> _Task prompt_
Pictures are not part of the copy; repeat everything else in the records exactly.

— start Provided records —

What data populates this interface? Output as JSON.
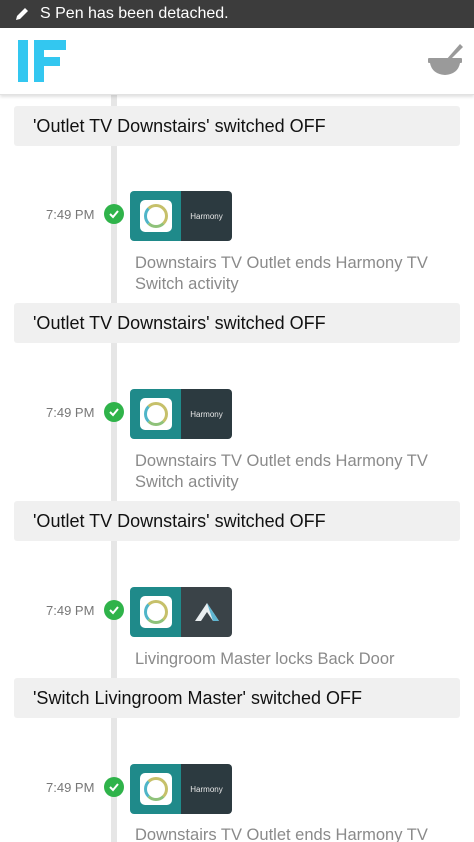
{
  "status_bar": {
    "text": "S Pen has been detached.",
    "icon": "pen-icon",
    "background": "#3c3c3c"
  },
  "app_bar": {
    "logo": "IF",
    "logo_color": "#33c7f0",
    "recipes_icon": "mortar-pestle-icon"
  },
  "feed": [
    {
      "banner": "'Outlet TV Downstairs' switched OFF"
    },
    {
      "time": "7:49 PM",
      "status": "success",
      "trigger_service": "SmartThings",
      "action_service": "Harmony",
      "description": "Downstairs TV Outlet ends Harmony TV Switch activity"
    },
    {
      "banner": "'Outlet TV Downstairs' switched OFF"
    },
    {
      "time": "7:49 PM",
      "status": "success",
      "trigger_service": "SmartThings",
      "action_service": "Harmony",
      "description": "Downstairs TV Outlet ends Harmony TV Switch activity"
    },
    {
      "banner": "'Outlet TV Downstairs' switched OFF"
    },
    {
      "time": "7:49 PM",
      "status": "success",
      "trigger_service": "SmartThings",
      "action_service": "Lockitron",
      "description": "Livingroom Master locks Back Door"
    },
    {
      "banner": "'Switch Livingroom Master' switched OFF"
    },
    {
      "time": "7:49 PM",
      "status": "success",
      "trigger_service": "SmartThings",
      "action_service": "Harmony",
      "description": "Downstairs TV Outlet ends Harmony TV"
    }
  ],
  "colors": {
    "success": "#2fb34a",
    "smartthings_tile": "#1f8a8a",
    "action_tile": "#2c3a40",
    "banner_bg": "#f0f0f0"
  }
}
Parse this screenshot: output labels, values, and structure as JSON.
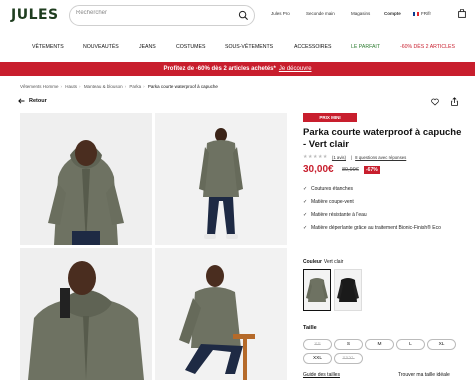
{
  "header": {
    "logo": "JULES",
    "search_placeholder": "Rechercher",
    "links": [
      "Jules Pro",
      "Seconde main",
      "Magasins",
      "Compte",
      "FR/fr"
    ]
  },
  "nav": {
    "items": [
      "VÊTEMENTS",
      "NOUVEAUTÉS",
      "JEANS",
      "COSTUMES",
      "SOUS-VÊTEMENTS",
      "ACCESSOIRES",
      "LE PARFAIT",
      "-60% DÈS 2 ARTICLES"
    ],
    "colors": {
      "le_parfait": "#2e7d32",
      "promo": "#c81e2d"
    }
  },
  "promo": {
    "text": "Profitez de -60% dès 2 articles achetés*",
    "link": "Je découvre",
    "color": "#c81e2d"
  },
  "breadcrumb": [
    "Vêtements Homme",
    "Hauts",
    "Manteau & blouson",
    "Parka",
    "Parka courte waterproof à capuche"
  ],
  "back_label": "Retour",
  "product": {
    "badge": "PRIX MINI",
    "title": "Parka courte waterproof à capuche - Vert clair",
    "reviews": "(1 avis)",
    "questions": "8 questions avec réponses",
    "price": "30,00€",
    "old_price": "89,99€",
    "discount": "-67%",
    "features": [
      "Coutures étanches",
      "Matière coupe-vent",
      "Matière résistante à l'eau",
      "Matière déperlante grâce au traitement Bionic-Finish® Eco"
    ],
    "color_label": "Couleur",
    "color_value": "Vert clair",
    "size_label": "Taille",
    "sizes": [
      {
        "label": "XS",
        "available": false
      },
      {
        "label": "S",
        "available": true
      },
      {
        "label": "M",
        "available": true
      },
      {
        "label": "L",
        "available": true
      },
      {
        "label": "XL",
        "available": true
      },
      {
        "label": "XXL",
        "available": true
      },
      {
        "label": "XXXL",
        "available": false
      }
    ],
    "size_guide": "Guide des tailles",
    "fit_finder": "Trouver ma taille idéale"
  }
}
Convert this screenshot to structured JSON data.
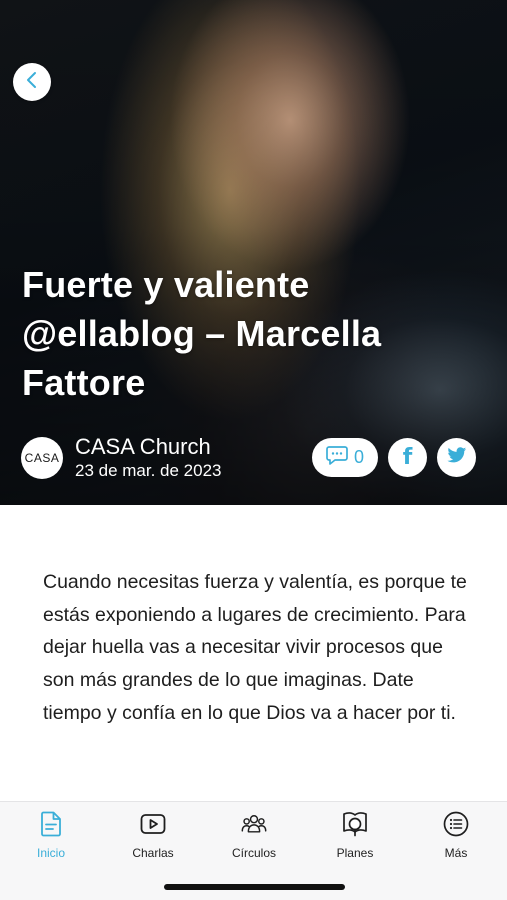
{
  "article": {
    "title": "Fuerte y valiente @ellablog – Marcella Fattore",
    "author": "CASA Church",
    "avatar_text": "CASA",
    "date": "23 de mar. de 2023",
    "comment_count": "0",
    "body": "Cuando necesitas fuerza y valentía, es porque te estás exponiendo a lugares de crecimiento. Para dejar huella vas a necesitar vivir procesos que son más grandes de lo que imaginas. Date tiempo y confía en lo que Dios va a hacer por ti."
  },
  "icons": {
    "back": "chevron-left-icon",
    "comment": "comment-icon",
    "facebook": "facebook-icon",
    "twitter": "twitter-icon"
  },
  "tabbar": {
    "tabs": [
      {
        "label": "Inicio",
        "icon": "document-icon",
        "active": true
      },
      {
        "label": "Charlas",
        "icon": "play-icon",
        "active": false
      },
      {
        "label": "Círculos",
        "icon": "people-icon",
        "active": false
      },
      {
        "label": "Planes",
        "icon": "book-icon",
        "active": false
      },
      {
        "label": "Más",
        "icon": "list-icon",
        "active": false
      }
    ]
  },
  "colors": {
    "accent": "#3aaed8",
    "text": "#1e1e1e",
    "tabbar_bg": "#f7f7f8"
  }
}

— end Provided records —

> _Exercise answer_
What data populates this interface? Output as JSON.
{
  "status_bar": {
    "text": "S Pen has been detached.",
    "icon": "pen-icon",
    "background": "#3c3c3c"
  },
  "app_bar": {
    "logo": "IF",
    "logo_color": "#33c7f0",
    "recipes_icon": "mortar-pestle-icon"
  },
  "feed": [
    {
      "banner": "'Outlet TV Downstairs' switched OFF"
    },
    {
      "time": "7:49 PM",
      "status": "success",
      "trigger_service": "SmartThings",
      "action_service": "Harmony",
      "description": "Downstairs TV Outlet ends Harmony TV Switch activity"
    },
    {
      "banner": "'Outlet TV Downstairs' switched OFF"
    },
    {
      "time": "7:49 PM",
      "status": "success",
      "trigger_service": "SmartThings",
      "action_service": "Harmony",
      "description": "Downstairs TV Outlet ends Harmony TV Switch activity"
    },
    {
      "banner": "'Outlet TV Downstairs' switched OFF"
    },
    {
      "time": "7:49 PM",
      "status": "success",
      "trigger_service": "SmartThings",
      "action_service": "Lockitron",
      "description": "Livingroom Master locks Back Door"
    },
    {
      "banner": "'Switch Livingroom Master' switched OFF"
    },
    {
      "time": "7:49 PM",
      "status": "success",
      "trigger_service": "SmartThings",
      "action_service": "Harmony",
      "description": "Downstairs TV Outlet ends Harmony TV"
    }
  ],
  "colors": {
    "success": "#2fb34a",
    "smartthings_tile": "#1f8a8a",
    "action_tile": "#2c3a40",
    "banner_bg": "#f0f0f0"
  }
}
Parse this screenshot: output labels, values, and structure as JSON.
{
  "header": {
    "logo": "JULES",
    "search_placeholder": "Rechercher",
    "links": [
      "Jules Pro",
      "Seconde main",
      "Magasins",
      "Compte",
      "FR/fr"
    ]
  },
  "nav": {
    "items": [
      "VÊTEMENTS",
      "NOUVEAUTÉS",
      "JEANS",
      "COSTUMES",
      "SOUS-VÊTEMENTS",
      "ACCESSOIRES",
      "LE PARFAIT",
      "-60% DÈS 2 ARTICLES"
    ],
    "colors": {
      "le_parfait": "#2e7d32",
      "promo": "#c81e2d"
    }
  },
  "promo": {
    "text": "Profitez de -60% dès 2 articles achetés*",
    "link": "Je découvre",
    "color": "#c81e2d"
  },
  "breadcrumb": [
    "Vêtements Homme",
    "Hauts",
    "Manteau & blouson",
    "Parka",
    "Parka courte waterproof à capuche"
  ],
  "back_label": "Retour",
  "product": {
    "badge": "PRIX MINI",
    "title": "Parka courte waterproof à capuche - Vert clair",
    "reviews": "(1 avis)",
    "questions": "8 questions avec réponses",
    "price": "30,00€",
    "old_price": "89,99€",
    "discount": "-67%",
    "features": [
      "Coutures étanches",
      "Matière coupe-vent",
      "Matière résistante à l'eau",
      "Matière déperlante grâce au traitement Bionic-Finish® Eco"
    ],
    "color_label": "Couleur",
    "color_value": "Vert clair",
    "size_label": "Taille",
    "sizes": [
      {
        "label": "XS",
        "available": false
      },
      {
        "label": "S",
        "available": true
      },
      {
        "label": "M",
        "available": true
      },
      {
        "label": "L",
        "available": true
      },
      {
        "label": "XL",
        "available": true
      },
      {
        "label": "XXL",
        "available": true
      },
      {
        "label": "XXXL",
        "available": false
      }
    ],
    "size_guide": "Guide des tailles",
    "fit_finder": "Trouver ma taille idéale"
  }
}
Convert this screenshot to structured JSON data.
{
  "article": {
    "title": "Fuerte y valiente @ellablog – Marcella Fattore",
    "author": "CASA Church",
    "avatar_text": "CASA",
    "date": "23 de mar. de 2023",
    "comment_count": "0",
    "body": "Cuando necesitas fuerza y valentía, es porque te estás exponiendo a lugares de crecimiento. Para dejar huella vas a necesitar vivir procesos que son más grandes de lo que imaginas. Date tiempo y confía en lo que Dios va a hacer por ti."
  },
  "icons": {
    "back": "chevron-left-icon",
    "comment": "comment-icon",
    "facebook": "facebook-icon",
    "twitter": "twitter-icon"
  },
  "tabbar": {
    "tabs": [
      {
        "label": "Inicio",
        "icon": "document-icon",
        "active": true
      },
      {
        "label": "Charlas",
        "icon": "play-icon",
        "active": false
      },
      {
        "label": "Círculos",
        "icon": "people-icon",
        "active": false
      },
      {
        "label": "Planes",
        "icon": "book-icon",
        "active": false
      },
      {
        "label": "Más",
        "icon": "list-icon",
        "active": false
      }
    ]
  },
  "colors": {
    "accent": "#3aaed8",
    "text": "#1e1e1e",
    "tabbar_bg": "#f7f7f8"
  }
}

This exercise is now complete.